TEXT SECTION -
━━━━━━━━━━━━━━━━━━━━
The other thing that Del Bosque has to decide is who the main striker is going to be – the traditional No 9. On merit, it’s hard to look beyond Fernando Llorente. He is arguably the best striker in Spain at the moment, and for my money the undisputed first choice. Although after a long season with Athletic, with a grueling Europa League and domestic campaign, there are a few doubts over his fitness.

In contention with him is Torres. Despite having a poor season at Chelsea overall, he has found his way into Del Bosque’s plans once again after a small resurgence in form. But there is something of a long-term loyalty shared between Torres and Del Bosque, and the relationship between the two is an important one. His goal last night will only have helped his cause.
━━━━━━━━━━━━━━━━━━━━
RECORD LIST -
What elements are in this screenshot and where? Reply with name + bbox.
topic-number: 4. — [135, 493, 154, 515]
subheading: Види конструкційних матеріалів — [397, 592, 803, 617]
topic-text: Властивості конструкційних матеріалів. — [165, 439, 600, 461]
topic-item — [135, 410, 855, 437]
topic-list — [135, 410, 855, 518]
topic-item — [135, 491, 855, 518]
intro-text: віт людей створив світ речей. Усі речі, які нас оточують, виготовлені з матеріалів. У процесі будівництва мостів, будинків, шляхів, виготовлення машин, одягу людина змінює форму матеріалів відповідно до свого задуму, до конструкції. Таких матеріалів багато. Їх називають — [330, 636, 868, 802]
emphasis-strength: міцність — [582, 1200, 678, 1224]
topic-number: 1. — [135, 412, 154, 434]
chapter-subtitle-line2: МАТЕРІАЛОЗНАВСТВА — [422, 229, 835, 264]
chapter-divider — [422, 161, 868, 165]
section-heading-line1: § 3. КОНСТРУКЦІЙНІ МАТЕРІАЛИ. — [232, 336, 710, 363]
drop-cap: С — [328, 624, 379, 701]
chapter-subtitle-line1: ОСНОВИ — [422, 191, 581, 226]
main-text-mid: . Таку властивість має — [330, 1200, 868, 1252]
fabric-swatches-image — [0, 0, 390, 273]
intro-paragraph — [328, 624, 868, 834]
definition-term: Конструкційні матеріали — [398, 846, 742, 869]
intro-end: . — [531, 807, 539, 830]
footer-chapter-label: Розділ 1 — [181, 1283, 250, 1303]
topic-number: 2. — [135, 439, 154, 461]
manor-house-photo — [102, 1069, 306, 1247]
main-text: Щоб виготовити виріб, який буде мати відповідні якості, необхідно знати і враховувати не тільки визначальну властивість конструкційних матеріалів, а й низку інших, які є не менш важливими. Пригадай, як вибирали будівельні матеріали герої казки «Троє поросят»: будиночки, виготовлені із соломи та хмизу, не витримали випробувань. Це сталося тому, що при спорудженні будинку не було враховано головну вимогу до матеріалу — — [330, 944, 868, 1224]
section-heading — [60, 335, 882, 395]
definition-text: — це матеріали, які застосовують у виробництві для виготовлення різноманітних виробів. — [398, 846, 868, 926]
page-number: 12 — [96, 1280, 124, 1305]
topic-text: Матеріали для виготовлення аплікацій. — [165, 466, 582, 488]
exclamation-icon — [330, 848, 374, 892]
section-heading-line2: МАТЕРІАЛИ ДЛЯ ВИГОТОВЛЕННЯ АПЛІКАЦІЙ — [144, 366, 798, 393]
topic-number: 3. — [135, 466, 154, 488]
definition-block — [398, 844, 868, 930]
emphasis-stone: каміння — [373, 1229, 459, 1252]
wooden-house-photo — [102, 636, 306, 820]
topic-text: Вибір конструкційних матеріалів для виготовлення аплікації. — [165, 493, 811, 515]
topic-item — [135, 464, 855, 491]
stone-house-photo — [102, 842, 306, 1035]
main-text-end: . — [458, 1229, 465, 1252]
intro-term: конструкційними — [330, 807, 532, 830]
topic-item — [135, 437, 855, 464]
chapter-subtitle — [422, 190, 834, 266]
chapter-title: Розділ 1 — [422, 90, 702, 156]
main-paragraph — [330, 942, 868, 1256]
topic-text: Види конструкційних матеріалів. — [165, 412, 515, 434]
━━━━━━━━━━━━━━━━━━━━
TASK DESCRIPTION - Finish out the passage about Spain's choice of a main striker, picking up after its last sentence. The records can be left aside.

SOLVED PROBLEM -
The other striking option in the squad is Alvaro Negredo – another of Del Bosque’s so-called favourites. He is similar to Llorente in terms of physicality, but generally not as good. But it seems the physical approach upfront is something that the manager prefers this time. Two of La Liga’s most in form strikers, Roberto Soldado and Adrian Lopez, have been cut from the squad, a decision that didn’t go down all too well with the Spanish public. They may be of slighter stature, but with a combined total 46 goals between them in all competitions, it’s easy to see why people are upset.

Replacing Villa was never going to be easy, but Spain are lucky to have so many options available. Will Llorente finally get what he deserves after years of hard work and goals for Athletic, or will Del Bosque stick with ‘his’ man Torres once again? It certainly wouldn’t be a surprise to see the Chelsea man take his place out on the pitch in Gdansk on Sunday June 10.